SHORT TASK
Return each line containing "World".

* start ENTRIES SUPPLIED *

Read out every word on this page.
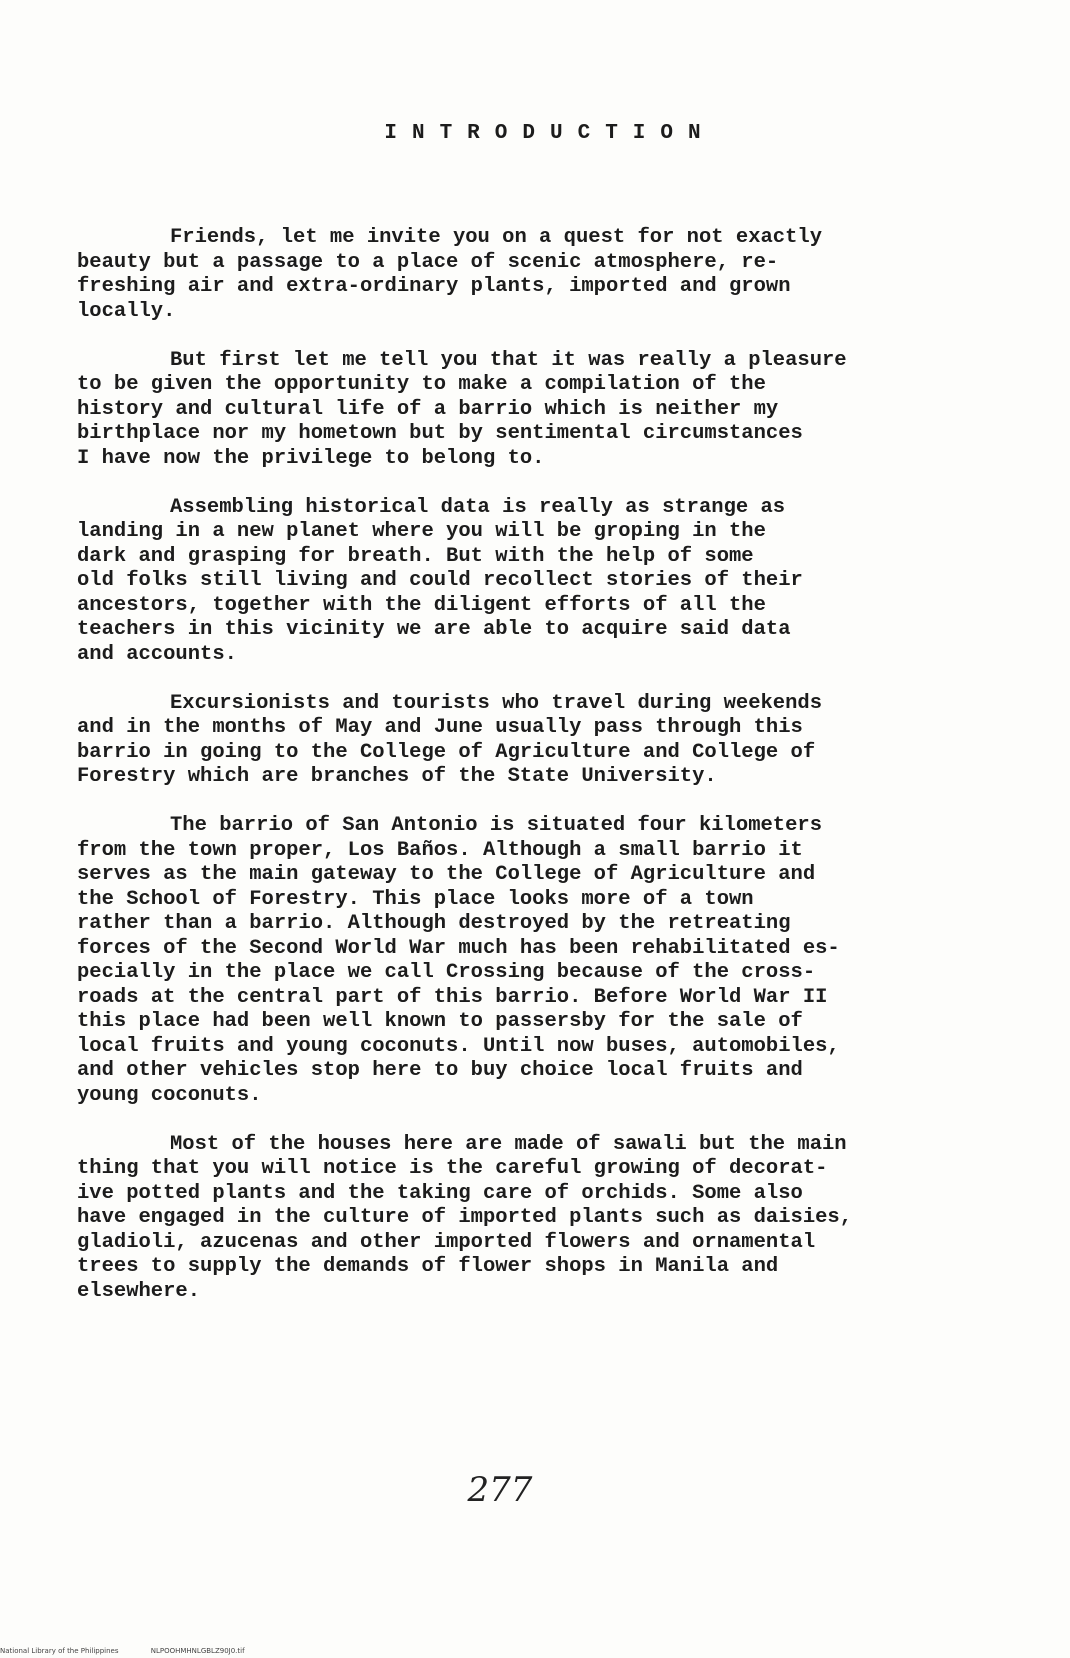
INTRODUCTION

Friends, let me invite you on a quest for not exactly
beauty but a passage to a place of scenic atmosphere, re-
freshing air and extra-ordinary plants, imported and grown
locally.

But first let me tell you that it was really a pleasure
to be given the opportunity to make a compilation of the
history and cultural life of a barrio which is neither my
birthplace nor my hometown but by sentimental circumstances
I have now the privilege to belong to.

Assembling historical data is really as strange as
landing in a new planet where you will be groping in the
dark and grasping for breath. But with the help of some
old folks still living and could recollect stories of their
ancestors, together with the diligent efforts of all the
teachers in this vicinity we are able to acquire said data
and accounts.

Excursionists and tourists who travel during weekends
and in the months of May and June usually pass through this
barrio in going to the College of Agriculture and College of
Forestry which are branches of the State University.

The barrio of San Antonio is situated four kilometers
from the town proper, Los Baños. Although a small barrio it
serves as the main gateway to the College of Agriculture and
the School of Forestry. This place looks more of a town
rather than a barrio. Although destroyed by the retreating
forces of the Second World War much has been rehabilitated es-
pecially in the place we call Crossing because of the cross-
roads at the central part of this barrio. Before World War II
this place had been well known to passersby for the sale of
local fruits and young coconuts. Until now buses, automobiles,
and other vehicles stop here to buy choice local fruits and
young coconuts.

Most of the houses here are made of sawali but the main
thing that you will notice is the careful growing of decorat-
ive potted plants and the taking care of orchids. Some also
have engaged in the culture of imported plants such as daisies,
gladioli, azucenas and other imported flowers and ornamental
trees to supply the demands of flower shops in Manila and
elsewhere.

277
National Library of the Philippines	NLPOOHMHNLGBLZ90J0.tif
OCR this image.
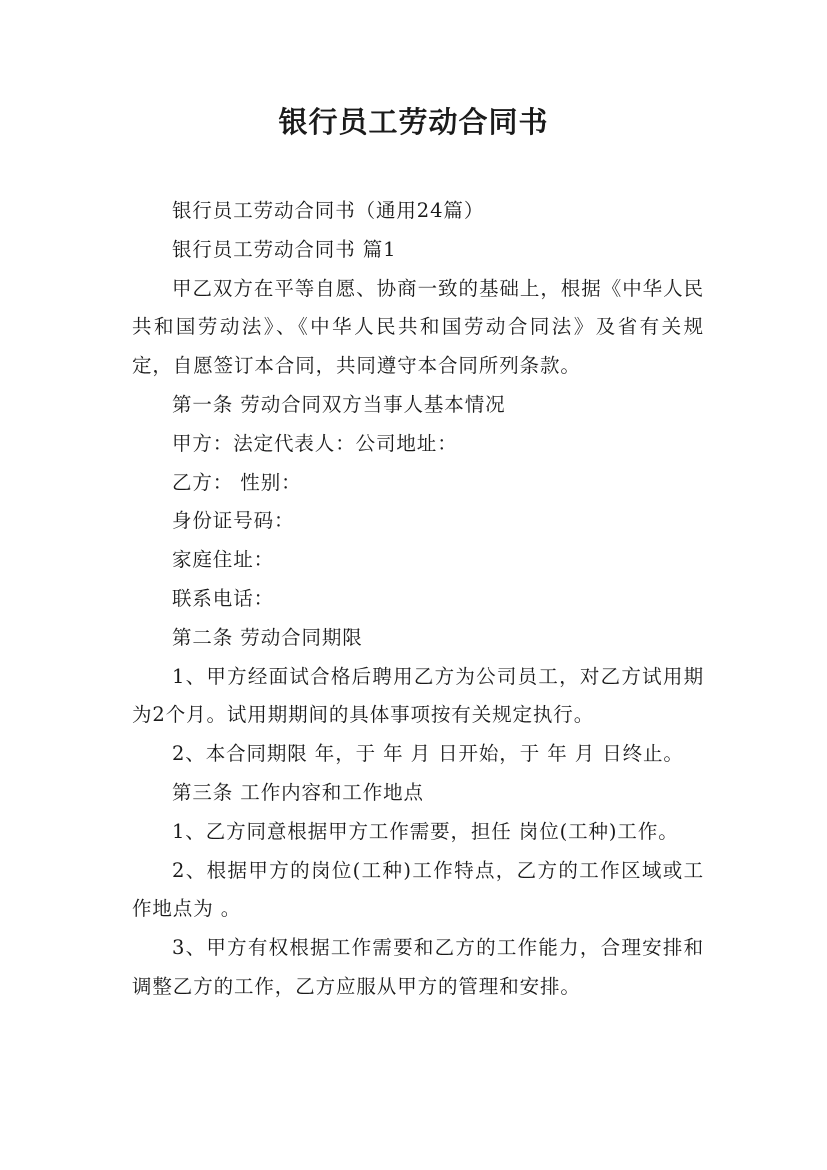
银行员工劳动合同书

银行员工劳动合同书（通用24篇）

银行员工劳动合同书 篇1

甲乙双方在平等自愿、协商一致的基础上，根据《中华人民共和国劳动法》、《中华人民共和国劳动合同法》及省有关规定，自愿签订本合同，共同遵守本合同所列条款。

第一条 劳动合同双方当事人基本情况

甲方：法定代表人：公司地址：

乙方： 性别：

身份证号码：

家庭住址：

联系电话：

第二条 劳动合同期限

1、甲方经面试合格后聘用乙方为公司员工，对乙方试用期为2个月。试用期期间的具体事项按有关规定执行。

2、本合同期限 年，于 年 月 日开始，于 年 月 日终止。

第三条 工作内容和工作地点

1、乙方同意根据甲方工作需要，担任 岗位(工种)工作。

2、根据甲方的岗位(工种)工作特点，乙方的工作区域或工作地点为 。

3、甲方有权根据工作需要和乙方的工作能力，合理安排和调整乙方的工作，乙方应服从甲方的管理和安排。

* end ENTRIES SUPPLIED *

EXERCISE ANSWER
forces of the Second World War much has been rehabilitated es-
roads at the central part of this barrio. Before World War II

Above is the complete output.